§ Document layout analysis data
************
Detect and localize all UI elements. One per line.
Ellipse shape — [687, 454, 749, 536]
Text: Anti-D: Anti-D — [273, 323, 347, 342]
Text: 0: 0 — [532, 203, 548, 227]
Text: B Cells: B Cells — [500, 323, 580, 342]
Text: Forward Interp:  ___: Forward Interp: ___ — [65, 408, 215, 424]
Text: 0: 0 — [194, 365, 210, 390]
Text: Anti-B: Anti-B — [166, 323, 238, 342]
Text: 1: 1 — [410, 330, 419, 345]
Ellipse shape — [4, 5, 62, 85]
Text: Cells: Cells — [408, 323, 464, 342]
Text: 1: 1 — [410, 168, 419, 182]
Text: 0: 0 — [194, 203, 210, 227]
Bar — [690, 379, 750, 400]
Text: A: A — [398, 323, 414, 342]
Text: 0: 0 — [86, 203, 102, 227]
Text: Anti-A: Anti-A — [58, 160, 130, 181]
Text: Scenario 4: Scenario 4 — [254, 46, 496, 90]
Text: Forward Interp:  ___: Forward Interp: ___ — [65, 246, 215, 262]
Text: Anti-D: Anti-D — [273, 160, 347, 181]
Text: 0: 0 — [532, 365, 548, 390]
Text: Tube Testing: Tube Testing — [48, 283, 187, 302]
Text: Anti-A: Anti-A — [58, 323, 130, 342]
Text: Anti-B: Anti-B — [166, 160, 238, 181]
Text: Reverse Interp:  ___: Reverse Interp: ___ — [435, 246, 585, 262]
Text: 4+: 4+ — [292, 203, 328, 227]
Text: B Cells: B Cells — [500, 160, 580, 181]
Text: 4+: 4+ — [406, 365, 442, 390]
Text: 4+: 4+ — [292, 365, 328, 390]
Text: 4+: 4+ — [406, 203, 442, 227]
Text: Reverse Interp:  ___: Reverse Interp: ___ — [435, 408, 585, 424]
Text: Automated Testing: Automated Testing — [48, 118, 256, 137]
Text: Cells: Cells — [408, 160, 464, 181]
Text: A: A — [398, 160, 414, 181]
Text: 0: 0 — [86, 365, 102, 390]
************
§ Directions for this task
Among the lines above, return each one holding the string "Testing".

§ Task result
Text: Tube Testing: Tube Testing — [48, 283, 187, 302]
Text: Automated Testing: Automated Testing — [48, 118, 256, 137]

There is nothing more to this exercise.